#### Short problem:
Quote the records below in full, exactly as given, with the images taken out.

(Data records)
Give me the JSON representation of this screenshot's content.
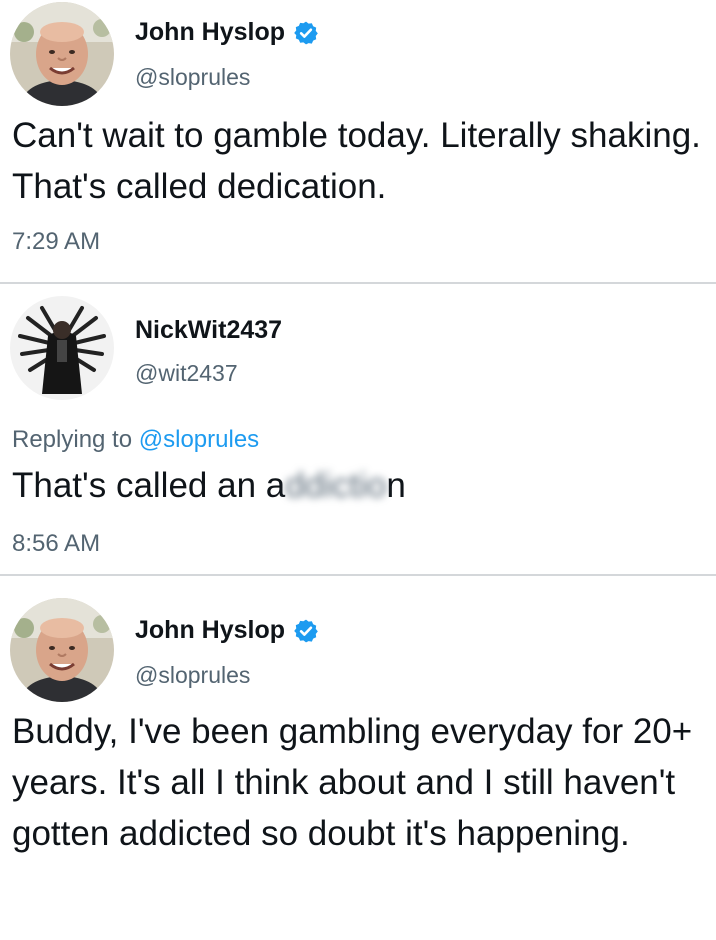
{
  "colors": {
    "text": "#0f1419",
    "secondary": "#536471",
    "link": "#1d9bf0",
    "verified_badge": "#1d9bf0",
    "divider": "#d4d7da"
  },
  "tweets": [
    {
      "avatar_icon": "bald-man-photo",
      "display_name": "John Hyslop",
      "verified_icon": "verified-badge-icon",
      "handle": "@sloprules",
      "text": "Can't wait to gamble today. Literally shaking. That's called dedication.",
      "time": "7:29 AM"
    },
    {
      "avatar_icon": "multi-armed-figure-photo",
      "display_name": "NickWit2437",
      "handle": "@wit2437",
      "reply_prefix": "Replying to",
      "reply_mention": "@sloprules",
      "text_visible_start": "That's called an a",
      "text_blurred": "ddictio",
      "text_visible_end": "n",
      "time": "8:56 AM"
    },
    {
      "avatar_icon": "bald-man-photo",
      "display_name": "John Hyslop",
      "verified_icon": "verified-badge-icon",
      "handle": "@sloprules",
      "text": "Buddy, I've been gambling everyday for 20+ years. It's all I think about and I still haven't gotten addicted so doubt it's happening."
    }
  ]
}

#### Task answer:
Give me the JSON representation of this screenshot's content.
{
  "colors": {
    "text": "#0f1419",
    "secondary": "#536471",
    "link": "#1d9bf0",
    "verified_badge": "#1d9bf0",
    "divider": "#d4d7da"
  },
  "tweets": [
    {
      "avatar_icon": "bald-man-photo",
      "display_name": "John Hyslop",
      "verified_icon": "verified-badge-icon",
      "handle": "@sloprules",
      "text": "Can't wait to gamble today. Literally shaking. That's called dedication.",
      "time": "7:29 AM"
    },
    {
      "avatar_icon": "multi-armed-figure-photo",
      "display_name": "NickWit2437",
      "handle": "@wit2437",
      "reply_prefix": "Replying to",
      "reply_mention": "@sloprules",
      "text_visible_start": "That's called an a",
      "text_blurred": "ddictio",
      "text_visible_end": "n",
      "time": "8:56 AM"
    },
    {
      "avatar_icon": "bald-man-photo",
      "display_name": "John Hyslop",
      "verified_icon": "verified-badge-icon",
      "handle": "@sloprules",
      "text": "Buddy, I've been gambling everyday for 20+ years. It's all I think about and I still haven't gotten addicted so doubt it's happening."
    }
  ]
}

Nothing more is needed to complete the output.